Task instructions ->
Transcribe the listing in full, excluding any pictures.
— START OF Material supplied —
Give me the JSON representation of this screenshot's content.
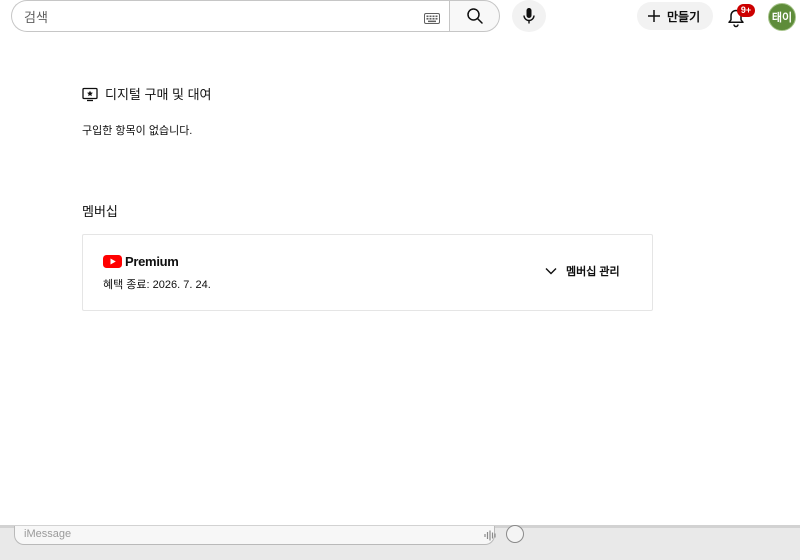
{
  "header": {
    "search_placeholder": "검색",
    "create_label": "만들기",
    "notification_count": "9+",
    "avatar_text": "태이"
  },
  "purchases": {
    "title": "디지털 구매 및 대여",
    "empty_message": "구입한 항목이 없습니다."
  },
  "membership": {
    "heading": "멤버십",
    "product_name": "Premium",
    "benefit_end": "혜택 종료: 2026. 7. 24.",
    "manage_label": "멤버십 관리"
  },
  "bottom": {
    "message_placeholder": "iMessage"
  },
  "colors": {
    "youtube_red": "#ff0000",
    "badge_red": "#cc0000",
    "avatar_green": "#5e8c3a"
  }
}
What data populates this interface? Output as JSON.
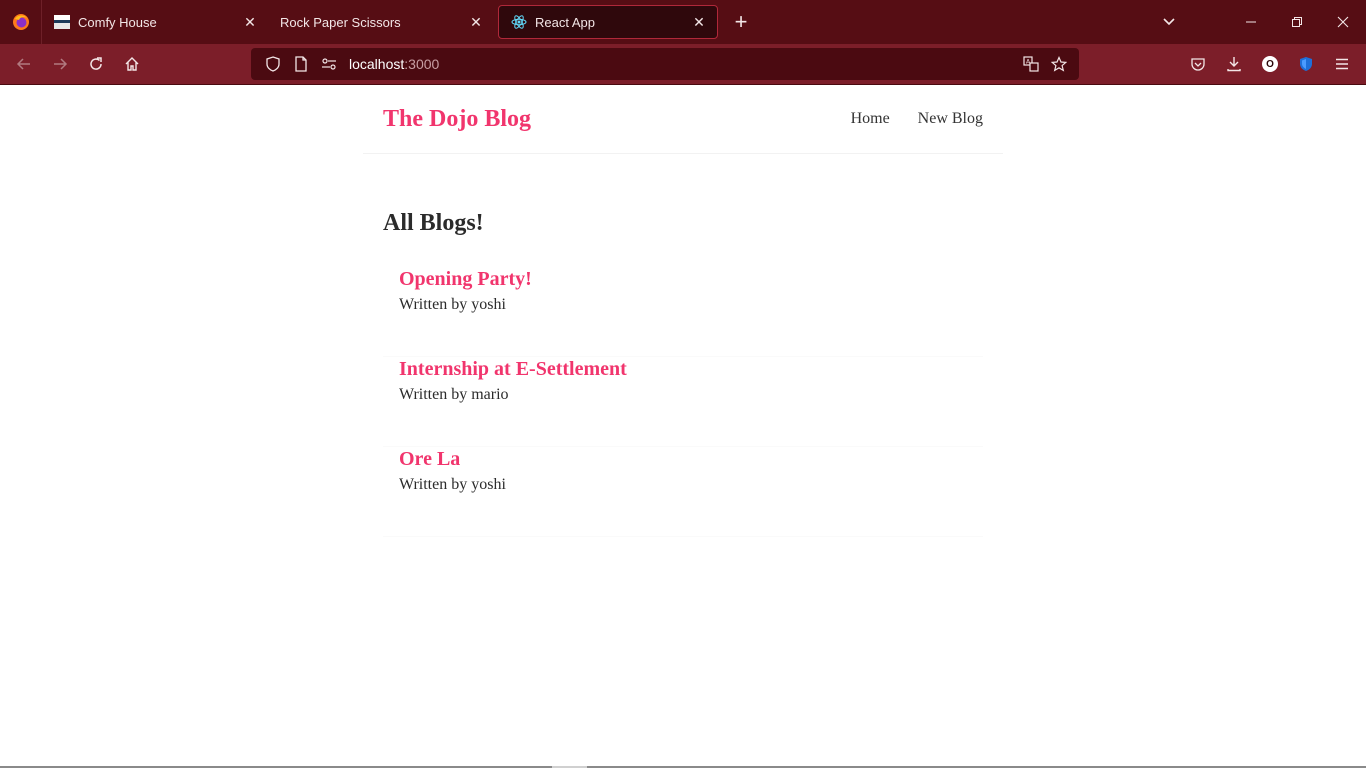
{
  "browser": {
    "tabs": [
      {
        "title": "Comfy House",
        "icon": "comfy-house-favicon",
        "active": false
      },
      {
        "title": "Rock Paper Scissors",
        "icon": "none",
        "active": false
      },
      {
        "title": "React App",
        "icon": "react-favicon",
        "active": true
      }
    ],
    "url": {
      "host": "localhost",
      "port": ":3000"
    },
    "account_initial": "O"
  },
  "colors": {
    "tabbar": "#560d14",
    "toolbar": "#7c1e29",
    "accent": "#f1356d",
    "text": "#333333"
  },
  "site": {
    "title": "The Dojo Blog",
    "nav": {
      "home": "Home",
      "new_blog": "New Blog"
    }
  },
  "page": {
    "heading": "All Blogs!",
    "blogs": [
      {
        "title": "Opening Party!",
        "author": "Written by yoshi"
      },
      {
        "title": "Internship at E-Settlement",
        "author": "Written by mario"
      },
      {
        "title": "Ore La",
        "author": "Written by yoshi"
      }
    ]
  }
}
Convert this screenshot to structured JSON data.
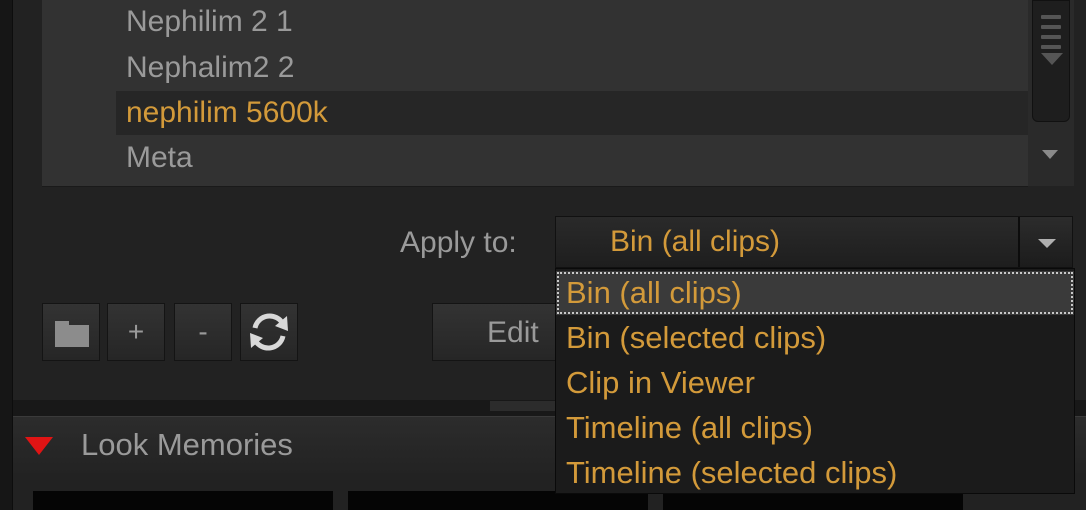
{
  "presets": {
    "items": [
      {
        "label": "Nephilim 2 1",
        "selected": false
      },
      {
        "label": "Nephalim2 2",
        "selected": false
      },
      {
        "label": "nephilim 5600k",
        "selected": true
      },
      {
        "label": "Meta",
        "selected": false
      }
    ]
  },
  "apply_to": {
    "label": "Apply to:",
    "value": "Bin (all clips)",
    "options": [
      "Bin (all clips)",
      "Bin (selected clips)",
      "Clip in Viewer",
      "Timeline (all clips)",
      "Timeline (selected clips)"
    ],
    "highlighted_index": 0
  },
  "toolbar": {
    "add_label": "+",
    "remove_label": "-",
    "edit_label": "Edit"
  },
  "look_memories": {
    "title": "Look Memories",
    "expanded": true
  },
  "colors": {
    "accent": "#d39a3a",
    "text": "#9a9a9a",
    "collapse_triangle": "#e01414"
  }
}
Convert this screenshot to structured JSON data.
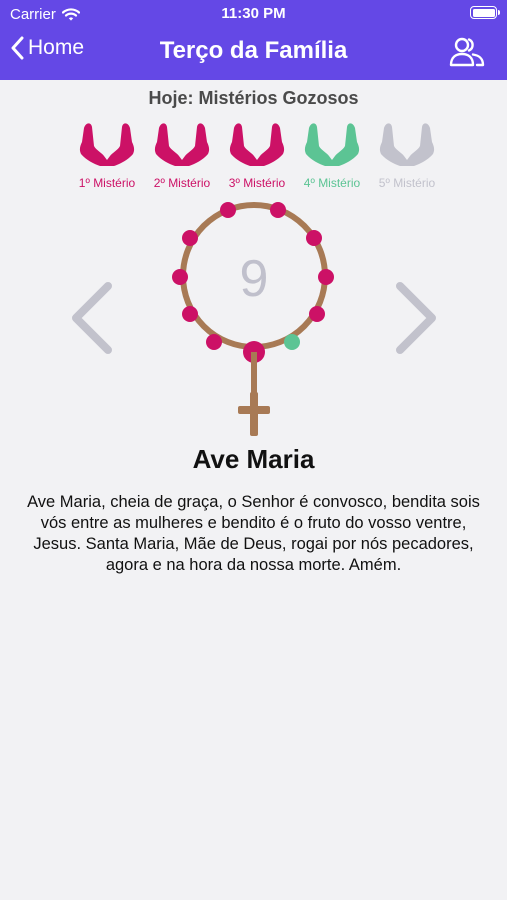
{
  "status_bar": {
    "carrier": "Carrier",
    "time": "11:30 PM"
  },
  "nav": {
    "back_label": "Home",
    "title": "Terço da Família",
    "right_icon": "people-icon"
  },
  "today": "Hoje: Mistérios Gozosos",
  "mysteries": [
    {
      "label": "1º Mistério",
      "color": "#cc1166",
      "state": "done"
    },
    {
      "label": "2º Mistério",
      "color": "#cc1166",
      "state": "done"
    },
    {
      "label": "3º Mistério",
      "color": "#cc1166",
      "state": "done"
    },
    {
      "label": "4º Mistério",
      "color": "#5cc494",
      "state": "current"
    },
    {
      "label": "5º Mistério",
      "color": "#c2c2cc",
      "state": "upcoming"
    }
  ],
  "rosary": {
    "count": "9",
    "current_bead": 9,
    "colors": {
      "cord": "#a87a55",
      "bead": "#cc1166",
      "current_bead": "#5cc494",
      "count": "#c0c0cc"
    }
  },
  "prayer": {
    "title": "Ave Maria",
    "text": "Ave Maria, cheia de graça, o Senhor é convosco, bendita sois vós entre as mulheres e bendito é o fruto do vosso ventre, Jesus. Santa Maria, Mãe de Deus, rogai por nós pecadores, agora e na hora da nossa morte. Amém."
  },
  "colors": {
    "header": "#6448e6",
    "arrow": "#c2c2cc"
  }
}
— END OF Material supplied —
Result ->
Give me the JSON representation of this screenshot's content.
{
  "header": {
    "search_placeholder": "검색",
    "create_label": "만들기",
    "notification_count": "9+",
    "avatar_text": "태이"
  },
  "purchases": {
    "title": "디지털 구매 및 대여",
    "empty_message": "구입한 항목이 없습니다."
  },
  "membership": {
    "heading": "멤버십",
    "product_name": "Premium",
    "benefit_end": "혜택 종료: 2026. 7. 24.",
    "manage_label": "멤버십 관리"
  },
  "bottom": {
    "message_placeholder": "iMessage"
  },
  "colors": {
    "youtube_red": "#ff0000",
    "badge_red": "#cc0000",
    "avatar_green": "#5e8c3a"
  }
}
What data populates this interface? Output as JSON.
{
  "browser": {
    "tabs": [
      {
        "title": "Comfy House",
        "icon": "comfy-house-favicon",
        "active": false
      },
      {
        "title": "Rock Paper Scissors",
        "icon": "none",
        "active": false
      },
      {
        "title": "React App",
        "icon": "react-favicon",
        "active": true
      }
    ],
    "url": {
      "host": "localhost",
      "port": ":3000"
    },
    "account_initial": "O"
  },
  "colors": {
    "tabbar": "#560d14",
    "toolbar": "#7c1e29",
    "accent": "#f1356d",
    "text": "#333333"
  },
  "site": {
    "title": "The Dojo Blog",
    "nav": {
      "home": "Home",
      "new_blog": "New Blog"
    }
  },
  "page": {
    "heading": "All Blogs!",
    "blogs": [
      {
        "title": "Opening Party!",
        "author": "Written by yoshi"
      },
      {
        "title": "Internship at E-Settlement",
        "author": "Written by mario"
      },
      {
        "title": "Ore La",
        "author": "Written by yoshi"
      }
    ]
  }
}
Convert this screenshot to structured JSON data.
{
  "presets": {
    "items": [
      {
        "label": "Nephilim 2 1",
        "selected": false
      },
      {
        "label": "Nephalim2 2",
        "selected": false
      },
      {
        "label": "nephilim 5600k",
        "selected": true
      },
      {
        "label": "Meta",
        "selected": false
      }
    ]
  },
  "apply_to": {
    "label": "Apply to:",
    "value": "Bin (all clips)",
    "options": [
      "Bin (all clips)",
      "Bin (selected clips)",
      "Clip in Viewer",
      "Timeline (all clips)",
      "Timeline (selected clips)"
    ],
    "highlighted_index": 0
  },
  "toolbar": {
    "add_label": "+",
    "remove_label": "-",
    "edit_label": "Edit"
  },
  "look_memories": {
    "title": "Look Memories",
    "expanded": true
  },
  "colors": {
    "accent": "#d39a3a",
    "text": "#9a9a9a",
    "collapse_triangle": "#e01414"
  }
}
Convert this screenshot to structured JSON data.
{
  "status_bar": {
    "carrier": "Carrier",
    "time": "11:30 PM"
  },
  "nav": {
    "back_label": "Home",
    "title": "Terço da Família",
    "right_icon": "people-icon"
  },
  "today": "Hoje: Mistérios Gozosos",
  "mysteries": [
    {
      "label": "1º Mistério",
      "color": "#cc1166",
      "state": "done"
    },
    {
      "label": "2º Mistério",
      "color": "#cc1166",
      "state": "done"
    },
    {
      "label": "3º Mistério",
      "color": "#cc1166",
      "state": "done"
    },
    {
      "label": "4º Mistério",
      "color": "#5cc494",
      "state": "current"
    },
    {
      "label": "5º Mistério",
      "color": "#c2c2cc",
      "state": "upcoming"
    }
  ],
  "rosary": {
    "count": "9",
    "current_bead": 9,
    "colors": {
      "cord": "#a87a55",
      "bead": "#cc1166",
      "current_bead": "#5cc494",
      "count": "#c0c0cc"
    }
  },
  "prayer": {
    "title": "Ave Maria",
    "text": "Ave Maria, cheia de graça, o Senhor é convosco, bendita sois vós entre as mulheres e bendito é o fruto do vosso ventre, Jesus. Santa Maria, Mãe de Deus, rogai por nós pecadores, agora e na hora da nossa morte. Amém."
  },
  "colors": {
    "header": "#6448e6",
    "arrow": "#c2c2cc"
  }
}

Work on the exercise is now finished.